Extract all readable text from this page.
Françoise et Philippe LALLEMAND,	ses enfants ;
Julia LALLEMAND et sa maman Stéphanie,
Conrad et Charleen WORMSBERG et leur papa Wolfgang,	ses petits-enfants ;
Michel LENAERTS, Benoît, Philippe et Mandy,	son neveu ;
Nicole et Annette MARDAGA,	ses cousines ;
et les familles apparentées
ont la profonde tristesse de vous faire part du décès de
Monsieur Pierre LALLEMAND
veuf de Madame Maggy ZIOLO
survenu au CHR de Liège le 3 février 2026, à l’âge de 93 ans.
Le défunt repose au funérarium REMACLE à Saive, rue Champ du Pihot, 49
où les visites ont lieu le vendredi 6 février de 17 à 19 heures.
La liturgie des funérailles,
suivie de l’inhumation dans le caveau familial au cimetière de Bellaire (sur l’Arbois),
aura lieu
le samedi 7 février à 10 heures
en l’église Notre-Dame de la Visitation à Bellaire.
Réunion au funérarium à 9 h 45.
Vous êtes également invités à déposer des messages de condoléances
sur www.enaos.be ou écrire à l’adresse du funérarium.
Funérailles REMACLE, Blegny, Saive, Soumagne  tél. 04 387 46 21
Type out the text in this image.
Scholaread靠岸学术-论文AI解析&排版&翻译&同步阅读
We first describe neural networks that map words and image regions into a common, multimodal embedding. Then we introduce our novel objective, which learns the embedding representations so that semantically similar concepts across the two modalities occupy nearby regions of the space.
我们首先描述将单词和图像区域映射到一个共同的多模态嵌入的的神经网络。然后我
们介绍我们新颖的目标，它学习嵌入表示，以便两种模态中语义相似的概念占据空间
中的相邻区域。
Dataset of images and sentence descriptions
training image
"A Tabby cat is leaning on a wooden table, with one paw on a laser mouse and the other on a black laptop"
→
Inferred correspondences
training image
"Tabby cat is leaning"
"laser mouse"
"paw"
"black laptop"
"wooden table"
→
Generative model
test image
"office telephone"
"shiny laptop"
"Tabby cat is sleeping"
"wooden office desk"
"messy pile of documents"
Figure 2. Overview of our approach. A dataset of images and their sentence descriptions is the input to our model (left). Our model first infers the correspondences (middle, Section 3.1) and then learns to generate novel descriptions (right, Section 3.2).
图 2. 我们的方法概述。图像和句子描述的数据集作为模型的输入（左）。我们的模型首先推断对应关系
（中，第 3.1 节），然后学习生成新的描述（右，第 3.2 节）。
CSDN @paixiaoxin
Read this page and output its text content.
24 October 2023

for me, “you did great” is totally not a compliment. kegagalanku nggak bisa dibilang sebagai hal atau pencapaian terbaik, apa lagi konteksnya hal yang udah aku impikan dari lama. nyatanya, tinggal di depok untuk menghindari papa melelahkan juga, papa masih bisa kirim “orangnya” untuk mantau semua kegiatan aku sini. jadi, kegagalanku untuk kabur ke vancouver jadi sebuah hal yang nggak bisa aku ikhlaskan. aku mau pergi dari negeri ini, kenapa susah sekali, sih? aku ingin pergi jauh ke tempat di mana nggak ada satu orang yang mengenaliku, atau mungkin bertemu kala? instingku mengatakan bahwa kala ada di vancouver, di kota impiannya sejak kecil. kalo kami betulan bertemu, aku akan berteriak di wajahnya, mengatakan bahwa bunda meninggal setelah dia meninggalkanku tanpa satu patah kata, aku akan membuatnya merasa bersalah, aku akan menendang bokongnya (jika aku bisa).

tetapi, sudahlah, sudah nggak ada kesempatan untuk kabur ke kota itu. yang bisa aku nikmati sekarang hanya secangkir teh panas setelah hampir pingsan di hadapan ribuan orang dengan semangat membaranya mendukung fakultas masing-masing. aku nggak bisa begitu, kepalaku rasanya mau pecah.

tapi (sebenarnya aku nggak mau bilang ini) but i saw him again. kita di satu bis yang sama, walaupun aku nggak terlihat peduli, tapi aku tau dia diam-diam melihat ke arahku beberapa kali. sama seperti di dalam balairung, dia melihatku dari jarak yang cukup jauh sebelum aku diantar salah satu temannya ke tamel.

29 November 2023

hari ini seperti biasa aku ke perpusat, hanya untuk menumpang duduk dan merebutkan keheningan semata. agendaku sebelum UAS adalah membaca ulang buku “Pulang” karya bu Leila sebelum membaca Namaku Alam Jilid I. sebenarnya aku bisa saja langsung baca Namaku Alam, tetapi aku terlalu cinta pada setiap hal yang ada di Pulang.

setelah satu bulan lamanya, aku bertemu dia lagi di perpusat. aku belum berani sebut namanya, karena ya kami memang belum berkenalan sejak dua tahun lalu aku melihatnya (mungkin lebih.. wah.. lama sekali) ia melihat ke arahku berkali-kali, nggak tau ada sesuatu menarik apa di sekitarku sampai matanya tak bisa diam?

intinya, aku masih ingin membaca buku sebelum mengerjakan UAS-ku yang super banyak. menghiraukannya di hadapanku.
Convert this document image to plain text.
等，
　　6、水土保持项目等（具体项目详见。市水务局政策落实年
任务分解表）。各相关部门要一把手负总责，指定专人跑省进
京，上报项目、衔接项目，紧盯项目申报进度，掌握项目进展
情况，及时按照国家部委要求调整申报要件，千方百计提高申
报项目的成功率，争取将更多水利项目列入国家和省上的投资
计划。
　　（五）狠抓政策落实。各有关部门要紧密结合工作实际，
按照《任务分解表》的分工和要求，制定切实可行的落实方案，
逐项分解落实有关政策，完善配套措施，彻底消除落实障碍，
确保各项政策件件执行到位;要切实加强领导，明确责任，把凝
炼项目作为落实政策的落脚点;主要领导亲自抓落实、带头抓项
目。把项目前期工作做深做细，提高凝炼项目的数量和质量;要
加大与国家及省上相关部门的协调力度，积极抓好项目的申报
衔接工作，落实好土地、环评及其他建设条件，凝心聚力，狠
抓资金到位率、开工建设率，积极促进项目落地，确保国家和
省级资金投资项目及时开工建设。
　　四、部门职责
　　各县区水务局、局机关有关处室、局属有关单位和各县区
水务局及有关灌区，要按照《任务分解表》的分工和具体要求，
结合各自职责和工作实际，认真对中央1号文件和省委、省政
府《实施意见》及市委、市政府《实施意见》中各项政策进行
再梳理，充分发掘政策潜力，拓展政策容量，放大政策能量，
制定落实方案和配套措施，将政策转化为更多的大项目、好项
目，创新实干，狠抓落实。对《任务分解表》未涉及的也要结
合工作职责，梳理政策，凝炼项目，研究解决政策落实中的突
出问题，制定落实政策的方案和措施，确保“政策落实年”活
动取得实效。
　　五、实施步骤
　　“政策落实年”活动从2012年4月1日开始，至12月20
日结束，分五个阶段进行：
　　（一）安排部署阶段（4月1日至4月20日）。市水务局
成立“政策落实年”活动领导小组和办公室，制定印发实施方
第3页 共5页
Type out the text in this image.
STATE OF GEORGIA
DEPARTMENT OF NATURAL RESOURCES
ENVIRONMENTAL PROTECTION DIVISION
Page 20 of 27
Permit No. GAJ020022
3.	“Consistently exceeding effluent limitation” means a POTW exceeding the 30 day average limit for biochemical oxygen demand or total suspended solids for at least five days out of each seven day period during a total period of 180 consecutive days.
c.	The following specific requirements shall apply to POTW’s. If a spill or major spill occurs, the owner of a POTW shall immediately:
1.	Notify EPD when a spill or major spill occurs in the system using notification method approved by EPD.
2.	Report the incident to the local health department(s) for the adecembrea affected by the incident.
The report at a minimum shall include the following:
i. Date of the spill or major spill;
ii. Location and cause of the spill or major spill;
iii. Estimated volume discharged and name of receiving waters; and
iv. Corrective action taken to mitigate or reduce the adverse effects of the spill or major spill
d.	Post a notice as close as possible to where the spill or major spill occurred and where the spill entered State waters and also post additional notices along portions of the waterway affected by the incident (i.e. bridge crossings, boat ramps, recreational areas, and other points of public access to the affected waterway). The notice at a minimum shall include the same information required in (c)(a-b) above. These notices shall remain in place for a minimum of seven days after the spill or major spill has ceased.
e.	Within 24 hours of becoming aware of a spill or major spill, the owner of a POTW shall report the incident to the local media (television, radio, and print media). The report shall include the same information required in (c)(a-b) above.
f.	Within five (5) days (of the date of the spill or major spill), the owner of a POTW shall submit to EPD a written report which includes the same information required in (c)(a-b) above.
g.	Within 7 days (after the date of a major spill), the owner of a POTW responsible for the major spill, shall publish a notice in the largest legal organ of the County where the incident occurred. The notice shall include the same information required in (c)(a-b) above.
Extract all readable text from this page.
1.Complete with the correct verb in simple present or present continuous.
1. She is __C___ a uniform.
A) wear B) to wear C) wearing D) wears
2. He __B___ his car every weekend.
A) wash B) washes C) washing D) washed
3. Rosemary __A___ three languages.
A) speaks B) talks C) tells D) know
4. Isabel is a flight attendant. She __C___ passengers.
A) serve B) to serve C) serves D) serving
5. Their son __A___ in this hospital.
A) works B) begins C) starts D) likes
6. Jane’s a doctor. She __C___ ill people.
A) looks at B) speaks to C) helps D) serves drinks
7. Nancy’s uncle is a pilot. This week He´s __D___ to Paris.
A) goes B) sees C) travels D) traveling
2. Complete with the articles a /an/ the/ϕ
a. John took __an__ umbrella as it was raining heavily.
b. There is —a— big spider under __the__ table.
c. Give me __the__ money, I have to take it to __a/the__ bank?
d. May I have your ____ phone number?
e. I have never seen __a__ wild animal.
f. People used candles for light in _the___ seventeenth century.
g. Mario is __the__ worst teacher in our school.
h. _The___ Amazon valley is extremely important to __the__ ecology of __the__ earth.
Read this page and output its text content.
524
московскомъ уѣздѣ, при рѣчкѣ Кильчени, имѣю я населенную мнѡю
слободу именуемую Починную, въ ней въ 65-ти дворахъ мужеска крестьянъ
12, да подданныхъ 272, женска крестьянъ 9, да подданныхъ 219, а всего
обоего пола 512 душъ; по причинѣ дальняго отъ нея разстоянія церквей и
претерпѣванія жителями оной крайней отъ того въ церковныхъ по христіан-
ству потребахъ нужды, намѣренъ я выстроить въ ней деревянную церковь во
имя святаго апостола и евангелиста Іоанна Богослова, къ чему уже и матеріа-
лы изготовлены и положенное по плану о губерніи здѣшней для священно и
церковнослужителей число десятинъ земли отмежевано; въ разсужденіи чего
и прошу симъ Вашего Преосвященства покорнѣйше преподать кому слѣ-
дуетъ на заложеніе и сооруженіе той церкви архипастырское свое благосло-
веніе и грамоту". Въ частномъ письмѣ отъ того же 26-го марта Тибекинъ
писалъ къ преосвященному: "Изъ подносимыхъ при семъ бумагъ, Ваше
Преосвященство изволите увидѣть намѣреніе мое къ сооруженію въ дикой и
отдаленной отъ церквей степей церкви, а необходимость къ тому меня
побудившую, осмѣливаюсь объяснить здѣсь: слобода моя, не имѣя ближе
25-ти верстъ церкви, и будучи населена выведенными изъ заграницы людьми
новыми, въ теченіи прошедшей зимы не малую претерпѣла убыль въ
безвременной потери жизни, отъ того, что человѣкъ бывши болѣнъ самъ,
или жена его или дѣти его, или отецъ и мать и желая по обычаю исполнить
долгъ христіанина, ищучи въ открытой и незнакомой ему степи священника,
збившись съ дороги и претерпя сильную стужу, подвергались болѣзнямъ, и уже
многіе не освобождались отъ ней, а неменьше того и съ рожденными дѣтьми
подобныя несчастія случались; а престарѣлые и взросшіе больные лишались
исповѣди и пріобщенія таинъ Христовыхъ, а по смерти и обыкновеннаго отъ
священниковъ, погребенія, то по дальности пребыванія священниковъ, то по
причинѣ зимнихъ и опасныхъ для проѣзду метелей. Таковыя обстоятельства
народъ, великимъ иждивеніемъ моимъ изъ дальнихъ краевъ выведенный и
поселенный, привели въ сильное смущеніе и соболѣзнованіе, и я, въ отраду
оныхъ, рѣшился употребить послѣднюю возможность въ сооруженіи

....

Search the listing for the string "février". Copy each line where it turns up.

**WRITTEN ANSWER:**
survenu au CHR de Liège le 3 février 2026, à l’âge de 93 ans.
où les visites ont lieu le vendredi 6 février de 17 à 19 heures.
le samedi 7 février à 10 heures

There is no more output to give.